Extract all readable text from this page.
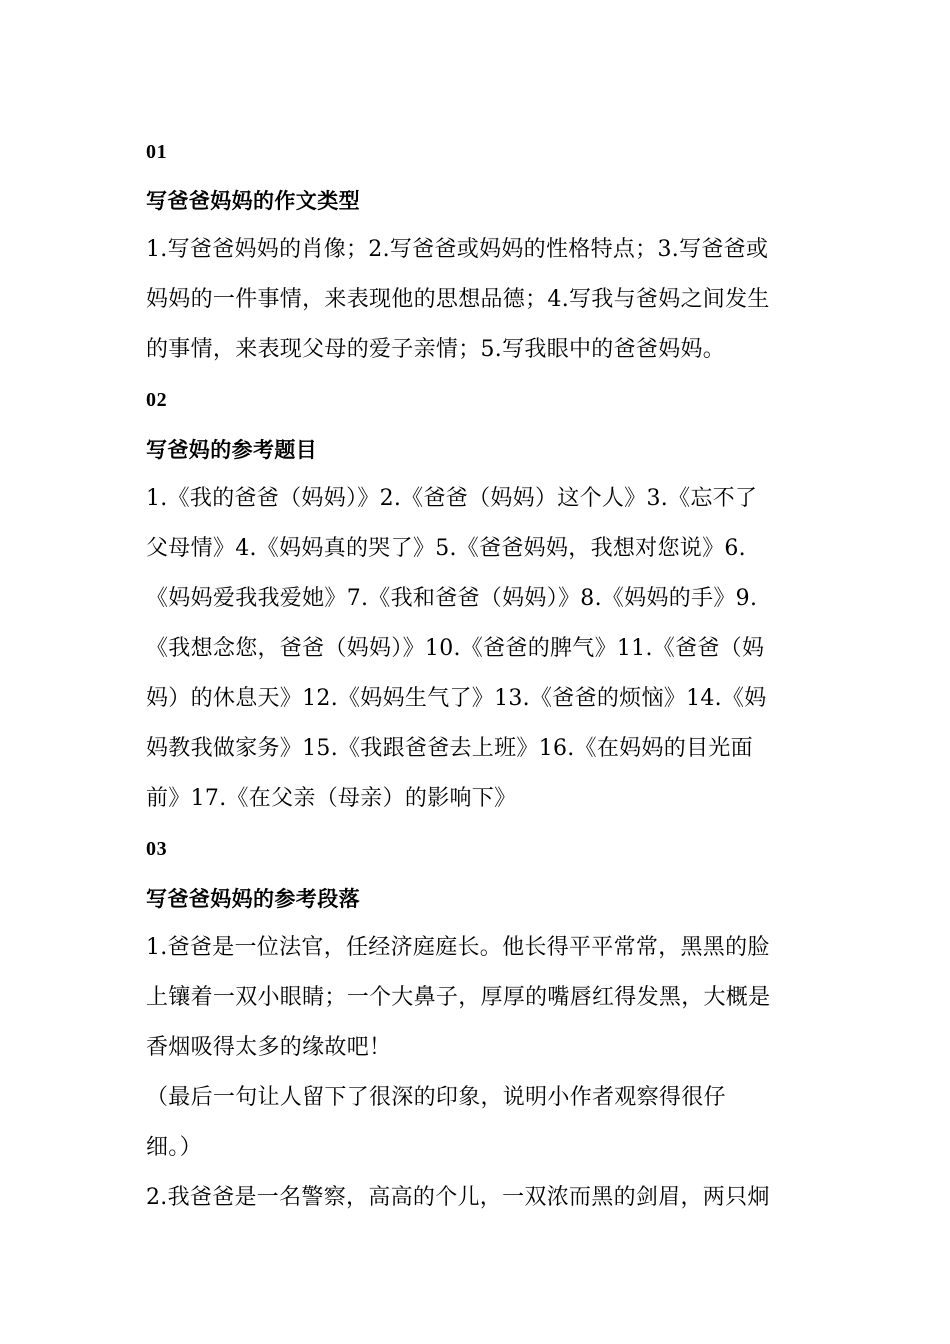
01
写爸爸妈妈的作文类型
1.写爸爸妈妈的肖像；2.写爸爸或妈妈的性格特点；3.写爸爸或
妈妈的一件事情，来表现他的思想品德；4.写我与爸妈之间发生
的事情，来表现父母的爱子亲情；5.写我眼中的爸爸妈妈。
02
写爸妈的参考题目
1.《我的爸爸（妈妈）》2.《爸爸（妈妈）这个人》3.《忘不了
父母情》4.《妈妈真的哭了》5.《爸爸妈妈，我想对您说》6.
《妈妈爱我我爱她》7.《我和爸爸（妈妈）》8.《妈妈的手》9.
《我想念您，爸爸（妈妈）》10.《爸爸的脾气》11.《爸爸（妈
妈）的休息天》12.《妈妈生气了》13.《爸爸的烦恼》14.《妈
妈教我做家务》15.《我跟爸爸去上班》16.《在妈妈的目光面
前》17.《在父亲（母亲）的影响下》
03
写爸爸妈妈的参考段落
1.爸爸是一位法官，任经济庭庭长。他长得平平常常，黑黑的脸
上镶着一双小眼睛；一个大鼻子，厚厚的嘴唇红得发黑，大概是
香烟吸得太多的缘故吧！
（最后一句让人留下了很深的印象，说明小作者观察得很仔
细。）
2.我爸爸是一名警察，高高的个儿，一双浓而黑的剑眉，两只炯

§ AIM: Set down every record once more, word for word, without pictures.

§ TASK ANSWER:
Extract all readable text from this page.
01
写爸爸妈妈的作文类型
1.写爸爸妈妈的肖像；2.写爸爸或妈妈的性格特点；3.写爸爸或
妈妈的一件事情，来表现他的思想品德；4.写我与爸妈之间发生
的事情，来表现父母的爱子亲情；5.写我眼中的爸爸妈妈。
02
写爸妈的参考题目
1.《我的爸爸（妈妈）》2.《爸爸（妈妈）这个人》3.《忘不了
父母情》4.《妈妈真的哭了》5.《爸爸妈妈，我想对您说》6.
《妈妈爱我我爱她》7.《我和爸爸（妈妈）》8.《妈妈的手》9.
《我想念您，爸爸（妈妈）》10.《爸爸的脾气》11.《爸爸（妈
妈）的休息天》12.《妈妈生气了》13.《爸爸的烦恼》14.《妈
妈教我做家务》15.《我跟爸爸去上班》16.《在妈妈的目光面
前》17.《在父亲（母亲）的影响下》
03
写爸爸妈妈的参考段落
1.爸爸是一位法官，任经济庭庭长。他长得平平常常，黑黑的脸
上镶着一双小眼睛；一个大鼻子，厚厚的嘴唇红得发黑，大概是
香烟吸得太多的缘故吧！
（最后一句让人留下了很深的印象，说明小作者观察得很仔
细。）
2.我爸爸是一名警察，高高的个儿，一双浓而黑的剑眉，两只炯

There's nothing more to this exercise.